Return the number of lines in which the word "Bank" appears; add nothing else.

### Given records
· · ·
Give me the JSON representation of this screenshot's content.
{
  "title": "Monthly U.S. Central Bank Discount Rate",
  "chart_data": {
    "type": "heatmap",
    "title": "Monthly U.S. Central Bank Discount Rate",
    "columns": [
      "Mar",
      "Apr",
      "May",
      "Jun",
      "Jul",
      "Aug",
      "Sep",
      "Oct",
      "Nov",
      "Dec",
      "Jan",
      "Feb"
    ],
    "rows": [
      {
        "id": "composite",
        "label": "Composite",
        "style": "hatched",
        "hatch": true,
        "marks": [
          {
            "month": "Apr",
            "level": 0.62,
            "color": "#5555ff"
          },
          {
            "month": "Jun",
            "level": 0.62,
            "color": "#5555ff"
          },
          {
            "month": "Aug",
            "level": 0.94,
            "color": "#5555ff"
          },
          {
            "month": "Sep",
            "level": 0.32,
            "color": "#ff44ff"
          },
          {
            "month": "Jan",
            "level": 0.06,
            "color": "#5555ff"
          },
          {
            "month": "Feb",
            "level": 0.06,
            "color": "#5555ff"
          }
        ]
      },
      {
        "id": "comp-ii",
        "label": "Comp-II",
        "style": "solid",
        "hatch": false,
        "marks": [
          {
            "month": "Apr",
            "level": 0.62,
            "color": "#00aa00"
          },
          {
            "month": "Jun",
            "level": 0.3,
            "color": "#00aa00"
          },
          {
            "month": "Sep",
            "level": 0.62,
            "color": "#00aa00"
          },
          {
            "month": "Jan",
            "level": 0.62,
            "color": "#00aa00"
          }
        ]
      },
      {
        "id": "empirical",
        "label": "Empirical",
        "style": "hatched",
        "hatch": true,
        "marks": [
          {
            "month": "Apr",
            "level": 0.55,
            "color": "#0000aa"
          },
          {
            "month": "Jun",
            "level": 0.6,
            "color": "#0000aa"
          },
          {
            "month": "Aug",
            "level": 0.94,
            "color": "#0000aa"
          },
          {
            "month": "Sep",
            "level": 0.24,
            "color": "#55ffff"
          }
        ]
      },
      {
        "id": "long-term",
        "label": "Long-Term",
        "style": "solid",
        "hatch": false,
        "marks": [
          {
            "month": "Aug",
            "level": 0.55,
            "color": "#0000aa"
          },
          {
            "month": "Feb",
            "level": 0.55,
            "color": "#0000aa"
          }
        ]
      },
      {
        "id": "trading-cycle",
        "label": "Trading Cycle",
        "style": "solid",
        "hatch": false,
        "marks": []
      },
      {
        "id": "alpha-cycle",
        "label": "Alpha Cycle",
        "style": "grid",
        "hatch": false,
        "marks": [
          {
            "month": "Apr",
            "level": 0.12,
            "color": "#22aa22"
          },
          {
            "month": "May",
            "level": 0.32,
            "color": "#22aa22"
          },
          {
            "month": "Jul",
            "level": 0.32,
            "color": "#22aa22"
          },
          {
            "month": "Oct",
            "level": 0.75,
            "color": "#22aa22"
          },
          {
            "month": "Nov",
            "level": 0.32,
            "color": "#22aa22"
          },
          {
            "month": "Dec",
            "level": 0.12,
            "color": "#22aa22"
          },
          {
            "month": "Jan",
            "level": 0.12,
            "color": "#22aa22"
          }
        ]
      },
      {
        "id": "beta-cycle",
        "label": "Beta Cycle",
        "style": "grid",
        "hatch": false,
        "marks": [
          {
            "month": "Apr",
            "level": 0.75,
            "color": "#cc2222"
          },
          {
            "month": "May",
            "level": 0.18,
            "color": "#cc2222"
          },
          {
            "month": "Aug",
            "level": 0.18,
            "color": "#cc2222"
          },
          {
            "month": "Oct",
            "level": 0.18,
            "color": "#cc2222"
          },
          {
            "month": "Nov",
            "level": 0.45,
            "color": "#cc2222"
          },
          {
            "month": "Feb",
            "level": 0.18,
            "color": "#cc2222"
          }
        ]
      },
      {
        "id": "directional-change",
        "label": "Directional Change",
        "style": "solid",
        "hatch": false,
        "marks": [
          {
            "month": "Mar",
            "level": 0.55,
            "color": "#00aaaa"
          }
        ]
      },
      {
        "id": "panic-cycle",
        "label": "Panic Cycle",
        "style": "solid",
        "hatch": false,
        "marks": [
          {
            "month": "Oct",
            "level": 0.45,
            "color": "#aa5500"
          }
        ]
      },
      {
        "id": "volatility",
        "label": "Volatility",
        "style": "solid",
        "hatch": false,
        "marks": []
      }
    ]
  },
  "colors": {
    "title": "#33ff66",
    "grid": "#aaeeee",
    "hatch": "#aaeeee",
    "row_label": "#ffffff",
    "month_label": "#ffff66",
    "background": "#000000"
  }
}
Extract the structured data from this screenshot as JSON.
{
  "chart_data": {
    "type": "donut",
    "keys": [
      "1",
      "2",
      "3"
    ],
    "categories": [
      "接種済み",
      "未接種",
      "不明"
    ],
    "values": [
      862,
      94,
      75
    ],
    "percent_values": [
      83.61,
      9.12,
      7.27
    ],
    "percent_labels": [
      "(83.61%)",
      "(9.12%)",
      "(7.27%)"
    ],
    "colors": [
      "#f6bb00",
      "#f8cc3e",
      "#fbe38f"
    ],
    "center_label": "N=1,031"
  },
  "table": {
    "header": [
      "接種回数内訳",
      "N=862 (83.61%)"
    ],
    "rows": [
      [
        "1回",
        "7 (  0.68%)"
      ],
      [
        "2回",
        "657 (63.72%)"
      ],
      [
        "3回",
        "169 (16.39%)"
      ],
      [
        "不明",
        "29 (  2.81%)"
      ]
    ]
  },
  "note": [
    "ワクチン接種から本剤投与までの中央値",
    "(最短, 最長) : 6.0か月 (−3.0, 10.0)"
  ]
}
· · ·
### Result for this exercise
2